[BEGIN]

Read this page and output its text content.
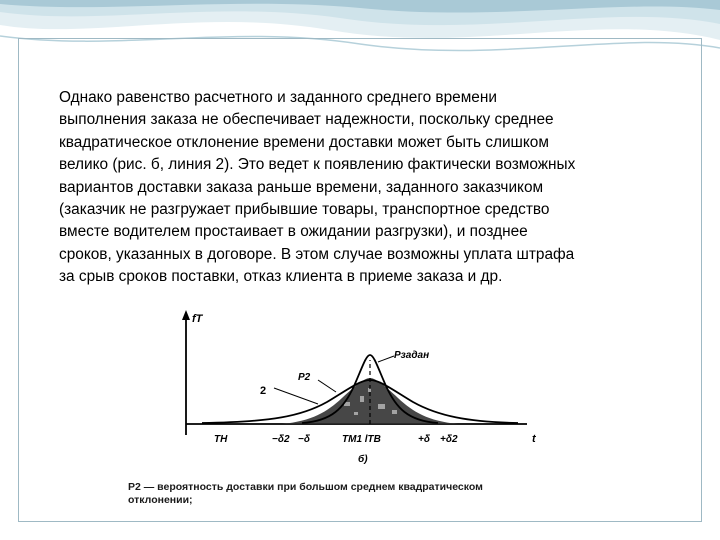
Однако равенство расчетного и заданного среднего времени
выполнения заказа не обеспечивает надежности, поскольку среднее
квадратическое отклонение времени доставки может быть слишком
велико (рис. б, линия 2). Это ведет к появлению фактически возможных
вариантов доставки заказа раньше времени, заданного заказчиком
(заказчик не разгружает прибывшие товары, транспортное средство
вместе водителем простаивает в ожидании разгрузки), и позднее
сроков, указанных в договоре. В этом случае возможны уплата штрафа
за срыв сроков поставки, отказ клиента в приеме заказа и др.

fT
t
Pзадан
P2
2
TH	−δ2 −δ	TM1 lTB	+δ +δ2
б)
P2 — вероятность доставки при большом среднем квадратическом
отклонении;
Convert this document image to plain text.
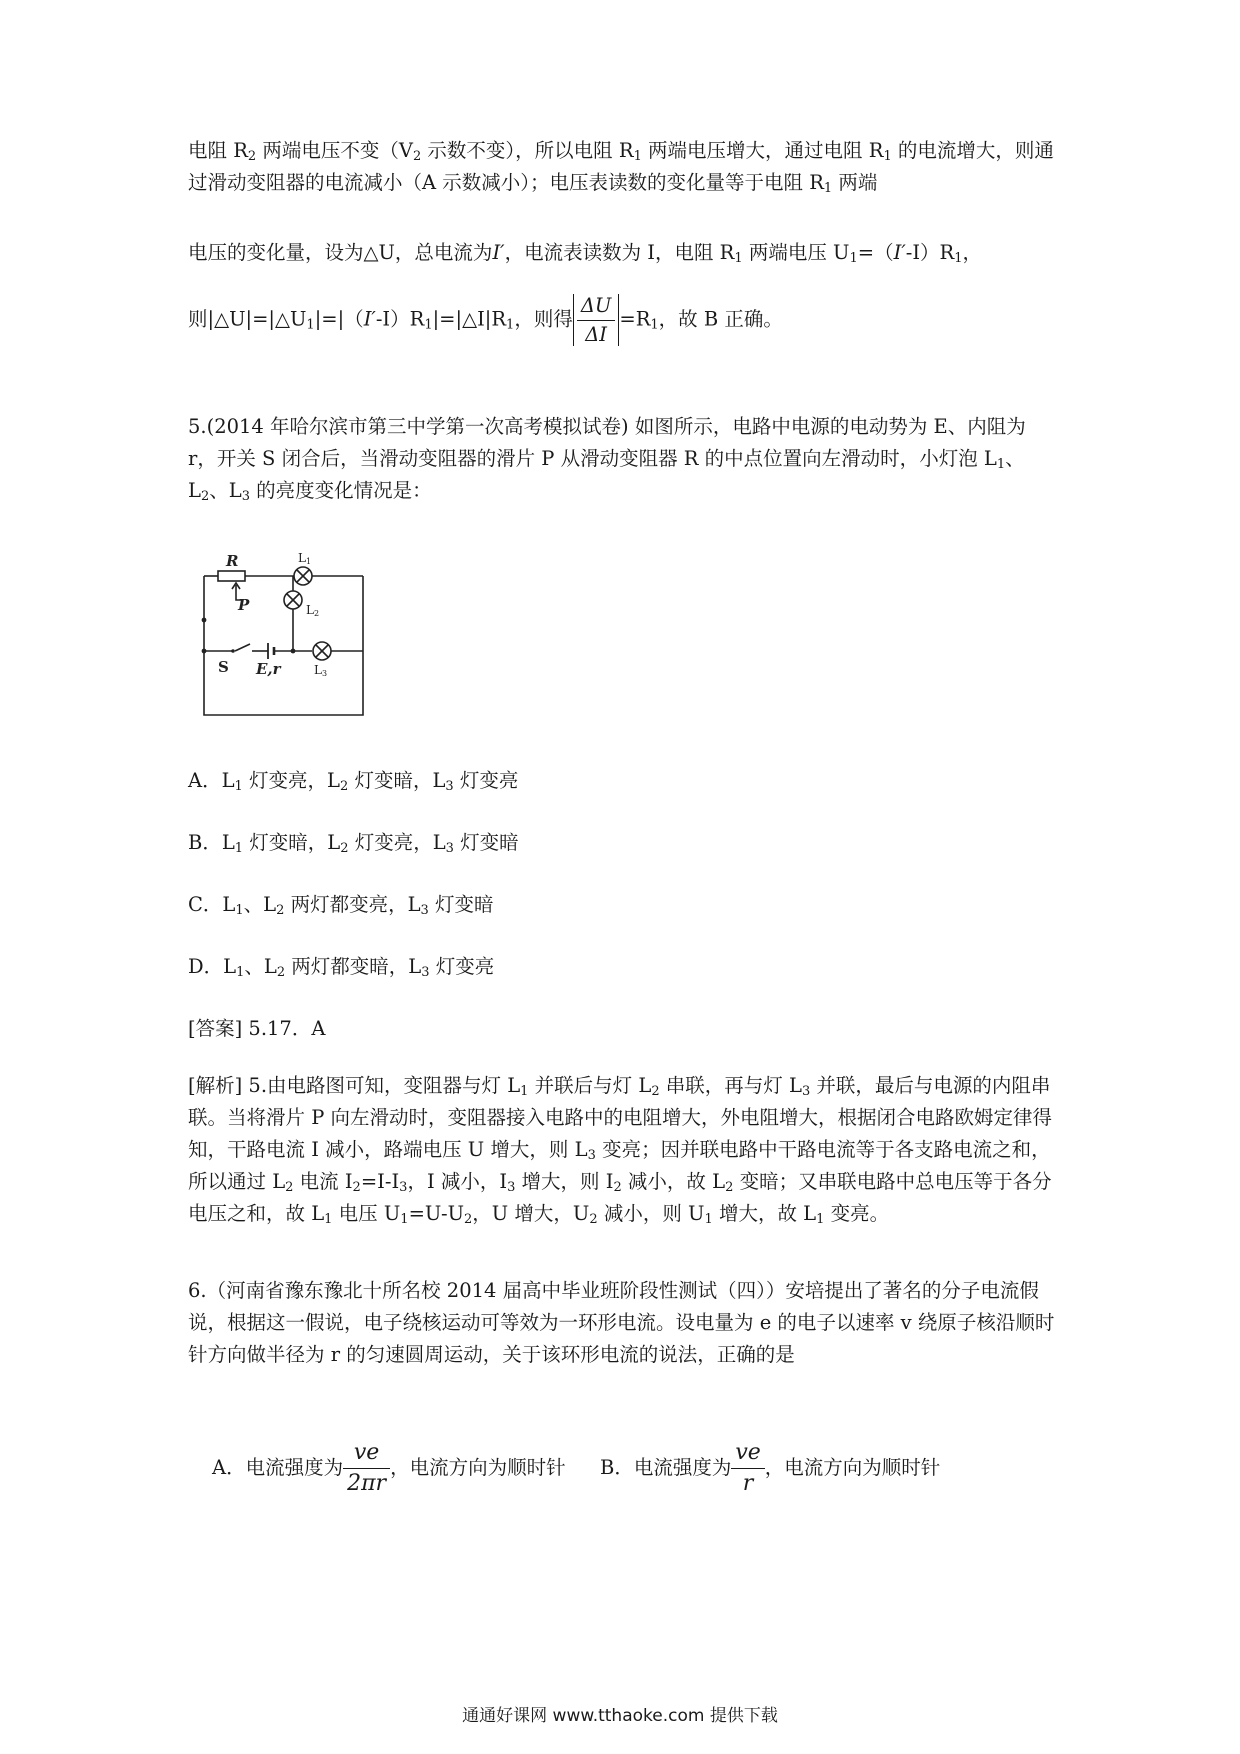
电阻 $R_2$ 两端电压不变（$V_2$ 示数不变），所以电阻 $R_1$ 两端电压增大，通过电阻 $R_1$ 的电流增大，则通过滑动变阻器的电流减小（A 示数减小）；电压表读数的变化量等于电阻 $R_1$ 两端

电压的变化量，设为△U，总电流为I′，电流表读数为 I，电阻 $R_1$ 两端电压 $U_1=(I'-I)R_1$，

则$|\triangle U|=|\triangle U_1|=|(I'-I)R_1|=|\triangle I|R_1$，则得 $\frac{\Delta U}{\Delta I} =R_1$，故 B 正确。

5.(2014 年哈尔滨市第三中学第一次高考模拟试卷) 如图所示，电路中电源的电动势为 E、内阻为 r，开关 S 闭合后，当滑动变阻器的滑片 P 从滑动变阻器 R 的中点位置向左滑动时，小灯泡 $L_1$、$L_2$、$L_3$ 的亮度变化情况是：

R
P
E,r
S
L1
L2
L3

A．$L_1$ 灯变亮，$L_2$ 灯变暗，$L_3$ 灯变亮

B．$L_1$ 灯变暗，$L_2$ 灯变亮，$L_3$ 灯变暗

C．$L_1$、$L_2$ 两灯都变亮，$L_3$ 灯变暗

D．$L_1$、$L_2$ 两灯都变暗，$L_3$ 灯变亮

[答案] 5.17．A

[解析] 5.由电路图可知，变阻器与灯 $L_1$ 并联后与灯 $L_2$ 串联，再与灯 $L_3$ 并联，最后与电源的内阻串联。当将滑片 P 向左滑动时，变阻器接入电路中的电阻增大，外电阻增大，根据闭合电路欧姆定律得知，干路电流 I 减小，路端电压 U 增大，则 $L_3$ 变亮；因并联电路中干路电流等于各支路电流之和，所以通过 $L_2$ 电流 $I_2=I-I_3$，I 减小，$I_3$ 增大，则 $I_2$ 减小，故 $L_2$ 变暗；又串联电路中总电压等于各分电压之和，故 $L_1$ 电压 $U_1=U-U_2$，U 增大，$U_2$ 减小，则 $U_1$ 增大，故 $L_1$ 变亮。

6.（河南省豫东豫北十所名校 2014 届高中毕业班阶段性测试（四））安培提出了著名的分子电流假说，根据这一假说，电子绕核运动可等效为一环形电流。设电量为 e 的电子以速率 v 绕原子核沿顺时针方向做半径为 r 的匀速圆周运动，关于该环形电流的说法，正确的是

A．电流强度为 $\frac{ve}{2\pi r}$ ，电流方向为顺时针 B．电流强度为 $\frac{ve}{r}$ ，电流方向为顺时针
通通好课网 www.tthaoke.com 提供下载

[END]

■ Set exercise
Repeat each entry above word for word, leaving every picture out.

■ Answer in full
Read this page and output its text content.
Однако равенство расчетного и заданного среднего времени
выполнения заказа не обеспечивает надежности, поскольку среднее
квадратическое отклонение времени доставки может быть слишком
велико (рис. б, линия 2). Это ведет к появлению фактически возможных
вариантов доставки заказа раньше времени, заданного заказчиком
(заказчик не разгружает прибывшие товары, транспортное средство
вместе водителем простаивает в ожидании разгрузки), и позднее
сроков, указанных в договоре. В этом случае возможны уплата штрафа
за срыв сроков поставки, отказ клиента в приеме заказа и др.

fT
t
Pзадан
P2
2
TH	−δ2 −δ	TM1 lTB	+δ +δ2
б)
P2 — вероятность доставки при большом среднем квадратическом
отклонении;
Convert this document image to plain text.
电阻 $R_2$ 两端电压不变（$V_2$ 示数不变），所以电阻 $R_1$ 两端电压增大，通过电阻 $R_1$ 的电流增大，则通过滑动变阻器的电流减小（A 示数减小）；电压表读数的变化量等于电阻 $R_1$ 两端

电压的变化量，设为△U，总电流为I′，电流表读数为 I，电阻 $R_1$ 两端电压 $U_1=(I'-I)R_1$，

则$|\triangle U|=|\triangle U_1|=|(I'-I)R_1|=|\triangle I|R_1$，则得 $\frac{\Delta U}{\Delta I} =R_1$，故 B 正确。

5.(2014 年哈尔滨市第三中学第一次高考模拟试卷) 如图所示，电路中电源的电动势为 E、内阻为 r，开关 S 闭合后，当滑动变阻器的滑片 P 从滑动变阻器 R 的中点位置向左滑动时，小灯泡 $L_1$、$L_2$、$L_3$ 的亮度变化情况是：

R
P
E,r
S
L1
L2
L3

A．$L_1$ 灯变亮，$L_2$ 灯变暗，$L_3$ 灯变亮

B．$L_1$ 灯变暗，$L_2$ 灯变亮，$L_3$ 灯变暗

C．$L_1$、$L_2$ 两灯都变亮，$L_3$ 灯变暗

D．$L_1$、$L_2$ 两灯都变暗，$L_3$ 灯变亮

[答案] 5.17．A

[解析] 5.由电路图可知，变阻器与灯 $L_1$ 并联后与灯 $L_2$ 串联，再与灯 $L_3$ 并联，最后与电源的内阻串联。当将滑片 P 向左滑动时，变阻器接入电路中的电阻增大，外电阻增大，根据闭合电路欧姆定律得知，干路电流 I 减小，路端电压 U 增大，则 $L_3$ 变亮；因并联电路中干路电流等于各支路电流之和，所以通过 $L_2$ 电流 $I_2=I-I_3$，I 减小，$I_3$ 增大，则 $I_2$ 减小，故 $L_2$ 变暗；又串联电路中总电压等于各分电压之和，故 $L_1$ 电压 $U_1=U-U_2$，U 增大，$U_2$ 减小，则 $U_1$ 增大，故 $L_1$ 变亮。

6.（河南省豫东豫北十所名校 2014 届高中毕业班阶段性测试（四））安培提出了著名的分子电流假说，根据这一假说，电子绕核运动可等效为一环形电流。设电量为 e 的电子以速率 v 绕原子核沿顺时针方向做半径为 r 的匀速圆周运动，关于该环形电流的说法，正确的是

A．电流强度为 $\frac{ve}{2\pi r}$ ，电流方向为顺时针 B．电流强度为 $\frac{ve}{r}$ ，电流方向为顺时针
通通好课网 www.tthaoke.com 提供下载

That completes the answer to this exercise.